PROBLEM TO SOLVE: Keep the pictures out and restate every record exactly.

**** DATA PROVIDED ****

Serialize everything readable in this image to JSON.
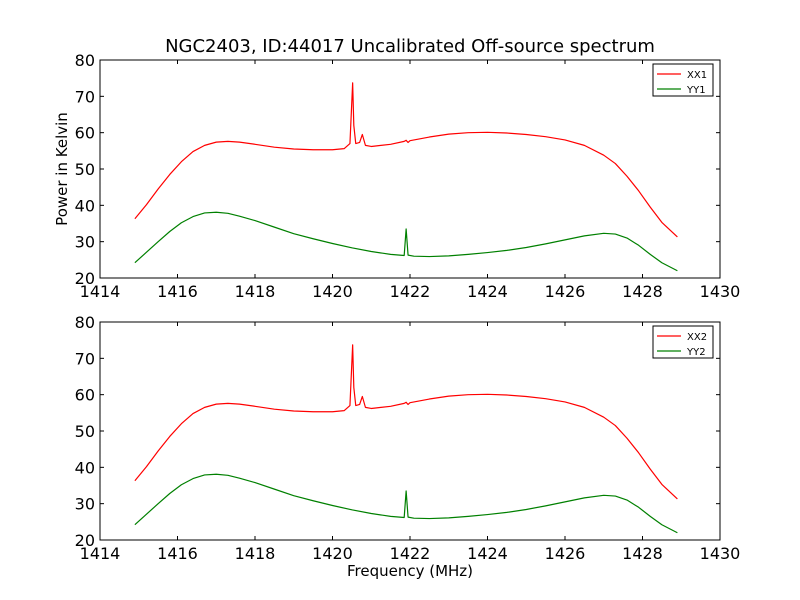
{
  "title": "NGC2403, ID:44017 Uncalibrated Off-source spectrum",
  "colors": {
    "xx": "#ff0000",
    "yy": "#008000"
  },
  "chart_data": [
    {
      "type": "line",
      "title": "NGC2403, ID:44017 Uncalibrated Off-source spectrum",
      "xlabel": "",
      "ylabel": "Power in Kelvin",
      "xlim": [
        1414,
        1430
      ],
      "ylim": [
        20,
        80
      ],
      "xticks": [
        "1414",
        "1416",
        "1418",
        "1420",
        "1422",
        "1424",
        "1426",
        "1428",
        "1430"
      ],
      "yticks": [
        "20",
        "30",
        "40",
        "50",
        "60",
        "70",
        "80"
      ],
      "legend_position": "top-right",
      "grid": false,
      "series": [
        {
          "name": "XX1",
          "color": "#ff0000",
          "x": [
            1414.9,
            1415.2,
            1415.5,
            1415.8,
            1416.1,
            1416.4,
            1416.7,
            1417.0,
            1417.3,
            1417.6,
            1418.0,
            1418.5,
            1419.0,
            1419.5,
            1420.0,
            1420.3,
            1420.45,
            1420.52,
            1420.55,
            1420.6,
            1420.7,
            1420.77,
            1420.85,
            1421.0,
            1421.5,
            1421.85,
            1421.9,
            1421.95,
            1422.0,
            1422.5,
            1423.0,
            1423.5,
            1424.0,
            1424.5,
            1425.0,
            1425.5,
            1426.0,
            1426.5,
            1427.0,
            1427.3,
            1427.6,
            1427.9,
            1428.2,
            1428.5,
            1428.9
          ],
          "y": [
            36.3,
            40.2,
            44.5,
            48.5,
            52.0,
            54.8,
            56.5,
            57.4,
            57.6,
            57.4,
            56.8,
            56.0,
            55.5,
            55.3,
            55.3,
            55.6,
            57.0,
            73.7,
            62.0,
            57.0,
            57.3,
            59.5,
            56.5,
            56.2,
            56.8,
            57.6,
            57.9,
            57.3,
            57.8,
            58.8,
            59.6,
            60.0,
            60.1,
            59.9,
            59.5,
            58.9,
            58.0,
            56.5,
            53.8,
            51.5,
            48.0,
            44.0,
            39.5,
            35.3,
            31.3
          ]
        },
        {
          "name": "YY1",
          "color": "#008000",
          "x": [
            1414.9,
            1415.2,
            1415.5,
            1415.8,
            1416.1,
            1416.4,
            1416.7,
            1417.0,
            1417.3,
            1417.6,
            1418.0,
            1418.5,
            1419.0,
            1419.5,
            1420.0,
            1420.5,
            1421.0,
            1421.5,
            1421.85,
            1421.9,
            1421.95,
            1422.1,
            1422.5,
            1423.0,
            1423.5,
            1424.0,
            1424.5,
            1425.0,
            1425.5,
            1426.0,
            1426.5,
            1427.0,
            1427.3,
            1427.6,
            1427.9,
            1428.2,
            1428.5,
            1428.9
          ],
          "y": [
            24.2,
            27.1,
            30.0,
            32.8,
            35.2,
            36.9,
            37.9,
            38.1,
            37.8,
            37.0,
            35.8,
            34.0,
            32.2,
            30.8,
            29.5,
            28.3,
            27.3,
            26.5,
            26.2,
            33.5,
            26.3,
            26.0,
            25.9,
            26.1,
            26.5,
            27.0,
            27.6,
            28.4,
            29.4,
            30.5,
            31.6,
            32.3,
            32.1,
            31.0,
            29.0,
            26.5,
            24.2,
            22.0
          ]
        }
      ]
    },
    {
      "type": "line",
      "title": "",
      "xlabel": "Frequency (MHz)",
      "ylabel": "",
      "xlim": [
        1414,
        1430
      ],
      "ylim": [
        20,
        80
      ],
      "xticks": [
        "1414",
        "1416",
        "1418",
        "1420",
        "1422",
        "1424",
        "1426",
        "1428",
        "1430"
      ],
      "yticks": [
        "20",
        "30",
        "40",
        "50",
        "60",
        "70",
        "80"
      ],
      "legend_position": "top-right",
      "grid": false,
      "series": [
        {
          "name": "XX2",
          "color": "#ff0000",
          "x": [
            1414.9,
            1415.2,
            1415.5,
            1415.8,
            1416.1,
            1416.4,
            1416.7,
            1417.0,
            1417.3,
            1417.6,
            1418.0,
            1418.5,
            1419.0,
            1419.5,
            1420.0,
            1420.3,
            1420.45,
            1420.52,
            1420.55,
            1420.6,
            1420.7,
            1420.77,
            1420.85,
            1421.0,
            1421.5,
            1421.85,
            1421.9,
            1421.95,
            1422.0,
            1422.5,
            1423.0,
            1423.5,
            1424.0,
            1424.5,
            1425.0,
            1425.5,
            1426.0,
            1426.5,
            1427.0,
            1427.3,
            1427.6,
            1427.9,
            1428.2,
            1428.5,
            1428.9
          ],
          "y": [
            36.3,
            40.2,
            44.5,
            48.5,
            52.0,
            54.8,
            56.5,
            57.4,
            57.6,
            57.4,
            56.8,
            56.0,
            55.5,
            55.3,
            55.3,
            55.6,
            57.0,
            73.7,
            62.0,
            57.0,
            57.3,
            59.5,
            56.5,
            56.2,
            56.8,
            57.6,
            57.9,
            57.3,
            57.8,
            58.8,
            59.6,
            60.0,
            60.1,
            59.9,
            59.5,
            58.9,
            58.0,
            56.5,
            53.8,
            51.5,
            48.0,
            44.0,
            39.5,
            35.3,
            31.3
          ]
        },
        {
          "name": "YY2",
          "color": "#008000",
          "x": [
            1414.9,
            1415.2,
            1415.5,
            1415.8,
            1416.1,
            1416.4,
            1416.7,
            1417.0,
            1417.3,
            1417.6,
            1418.0,
            1418.5,
            1419.0,
            1419.5,
            1420.0,
            1420.5,
            1421.0,
            1421.5,
            1421.85,
            1421.9,
            1421.95,
            1422.1,
            1422.5,
            1423.0,
            1423.5,
            1424.0,
            1424.5,
            1425.0,
            1425.5,
            1426.0,
            1426.5,
            1427.0,
            1427.3,
            1427.6,
            1427.9,
            1428.2,
            1428.5,
            1428.9
          ],
          "y": [
            24.2,
            27.1,
            30.0,
            32.8,
            35.2,
            36.9,
            37.9,
            38.1,
            37.8,
            37.0,
            35.8,
            34.0,
            32.2,
            30.8,
            29.5,
            28.3,
            27.3,
            26.5,
            26.2,
            33.5,
            26.3,
            26.0,
            25.9,
            26.1,
            26.5,
            27.0,
            27.6,
            28.4,
            29.4,
            30.5,
            31.6,
            32.3,
            32.1,
            31.0,
            29.0,
            26.5,
            24.2,
            22.0
          ]
        }
      ]
    }
  ]
}
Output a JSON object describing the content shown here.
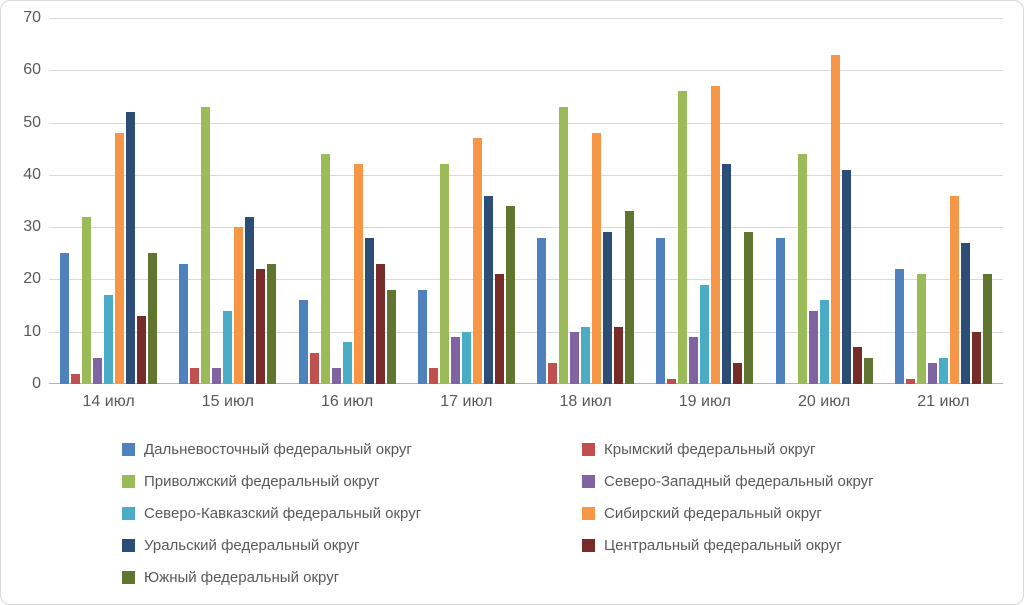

****

TASK OUTPUT:
Serialize everything readable in this image to JSON.
{
  "title": "NGC2403, ID:44017 Uncalibrated Off-source spectrum",
  "colors": {
    "xx": "#ff0000",
    "yy": "#008000"
  },
  "chart_data": [
    {
      "type": "line",
      "title": "NGC2403, ID:44017 Uncalibrated Off-source spectrum",
      "xlabel": "",
      "ylabel": "Power in Kelvin",
      "xlim": [
        1414,
        1430
      ],
      "ylim": [
        20,
        80
      ],
      "xticks": [
        "1414",
        "1416",
        "1418",
        "1420",
        "1422",
        "1424",
        "1426",
        "1428",
        "1430"
      ],
      "yticks": [
        "20",
        "30",
        "40",
        "50",
        "60",
        "70",
        "80"
      ],
      "legend_position": "top-right",
      "grid": false,
      "series": [
        {
          "name": "XX1",
          "color": "#ff0000",
          "x": [
            1414.9,
            1415.2,
            1415.5,
            1415.8,
            1416.1,
            1416.4,
            1416.7,
            1417.0,
            1417.3,
            1417.6,
            1418.0,
            1418.5,
            1419.0,
            1419.5,
            1420.0,
            1420.3,
            1420.45,
            1420.52,
            1420.55,
            1420.6,
            1420.7,
            1420.77,
            1420.85,
            1421.0,
            1421.5,
            1421.85,
            1421.9,
            1421.95,
            1422.0,
            1422.5,
            1423.0,
            1423.5,
            1424.0,
            1424.5,
            1425.0,
            1425.5,
            1426.0,
            1426.5,
            1427.0,
            1427.3,
            1427.6,
            1427.9,
            1428.2,
            1428.5,
            1428.9
          ],
          "y": [
            36.3,
            40.2,
            44.5,
            48.5,
            52.0,
            54.8,
            56.5,
            57.4,
            57.6,
            57.4,
            56.8,
            56.0,
            55.5,
            55.3,
            55.3,
            55.6,
            57.0,
            73.7,
            62.0,
            57.0,
            57.3,
            59.5,
            56.5,
            56.2,
            56.8,
            57.6,
            57.9,
            57.3,
            57.8,
            58.8,
            59.6,
            60.0,
            60.1,
            59.9,
            59.5,
            58.9,
            58.0,
            56.5,
            53.8,
            51.5,
            48.0,
            44.0,
            39.5,
            35.3,
            31.3
          ]
        },
        {
          "name": "YY1",
          "color": "#008000",
          "x": [
            1414.9,
            1415.2,
            1415.5,
            1415.8,
            1416.1,
            1416.4,
            1416.7,
            1417.0,
            1417.3,
            1417.6,
            1418.0,
            1418.5,
            1419.0,
            1419.5,
            1420.0,
            1420.5,
            1421.0,
            1421.5,
            1421.85,
            1421.9,
            1421.95,
            1422.1,
            1422.5,
            1423.0,
            1423.5,
            1424.0,
            1424.5,
            1425.0,
            1425.5,
            1426.0,
            1426.5,
            1427.0,
            1427.3,
            1427.6,
            1427.9,
            1428.2,
            1428.5,
            1428.9
          ],
          "y": [
            24.2,
            27.1,
            30.0,
            32.8,
            35.2,
            36.9,
            37.9,
            38.1,
            37.8,
            37.0,
            35.8,
            34.0,
            32.2,
            30.8,
            29.5,
            28.3,
            27.3,
            26.5,
            26.2,
            33.5,
            26.3,
            26.0,
            25.9,
            26.1,
            26.5,
            27.0,
            27.6,
            28.4,
            29.4,
            30.5,
            31.6,
            32.3,
            32.1,
            31.0,
            29.0,
            26.5,
            24.2,
            22.0
          ]
        }
      ]
    },
    {
      "type": "line",
      "title": "",
      "xlabel": "Frequency (MHz)",
      "ylabel": "",
      "xlim": [
        1414,
        1430
      ],
      "ylim": [
        20,
        80
      ],
      "xticks": [
        "1414",
        "1416",
        "1418",
        "1420",
        "1422",
        "1424",
        "1426",
        "1428",
        "1430"
      ],
      "yticks": [
        "20",
        "30",
        "40",
        "50",
        "60",
        "70",
        "80"
      ],
      "legend_position": "top-right",
      "grid": false,
      "series": [
        {
          "name": "XX2",
          "color": "#ff0000",
          "x": [
            1414.9,
            1415.2,
            1415.5,
            1415.8,
            1416.1,
            1416.4,
            1416.7,
            1417.0,
            1417.3,
            1417.6,
            1418.0,
            1418.5,
            1419.0,
            1419.5,
            1420.0,
            1420.3,
            1420.45,
            1420.52,
            1420.55,
            1420.6,
            1420.7,
            1420.77,
            1420.85,
            1421.0,
            1421.5,
            1421.85,
            1421.9,
            1421.95,
            1422.0,
            1422.5,
            1423.0,
            1423.5,
            1424.0,
            1424.5,
            1425.0,
            1425.5,
            1426.0,
            1426.5,
            1427.0,
            1427.3,
            1427.6,
            1427.9,
            1428.2,
            1428.5,
            1428.9
          ],
          "y": [
            36.3,
            40.2,
            44.5,
            48.5,
            52.0,
            54.8,
            56.5,
            57.4,
            57.6,
            57.4,
            56.8,
            56.0,
            55.5,
            55.3,
            55.3,
            55.6,
            57.0,
            73.7,
            62.0,
            57.0,
            57.3,
            59.5,
            56.5,
            56.2,
            56.8,
            57.6,
            57.9,
            57.3,
            57.8,
            58.8,
            59.6,
            60.0,
            60.1,
            59.9,
            59.5,
            58.9,
            58.0,
            56.5,
            53.8,
            51.5,
            48.0,
            44.0,
            39.5,
            35.3,
            31.3
          ]
        },
        {
          "name": "YY2",
          "color": "#008000",
          "x": [
            1414.9,
            1415.2,
            1415.5,
            1415.8,
            1416.1,
            1416.4,
            1416.7,
            1417.0,
            1417.3,
            1417.6,
            1418.0,
            1418.5,
            1419.0,
            1419.5,
            1420.0,
            1420.5,
            1421.0,
            1421.5,
            1421.85,
            1421.9,
            1421.95,
            1422.1,
            1422.5,
            1423.0,
            1423.5,
            1424.0,
            1424.5,
            1425.0,
            1425.5,
            1426.0,
            1426.5,
            1427.0,
            1427.3,
            1427.6,
            1427.9,
            1428.2,
            1428.5,
            1428.9
          ],
          "y": [
            24.2,
            27.1,
            30.0,
            32.8,
            35.2,
            36.9,
            37.9,
            38.1,
            37.8,
            37.0,
            35.8,
            34.0,
            32.2,
            30.8,
            29.5,
            28.3,
            27.3,
            26.5,
            26.2,
            33.5,
            26.3,
            26.0,
            25.9,
            26.1,
            26.5,
            27.0,
            27.6,
            28.4,
            29.4,
            30.5,
            31.6,
            32.3,
            32.1,
            31.0,
            29.0,
            26.5,
            24.2,
            22.0
          ]
        }
      ]
    }
  ]
}
Output a JSON object describing the content shown here.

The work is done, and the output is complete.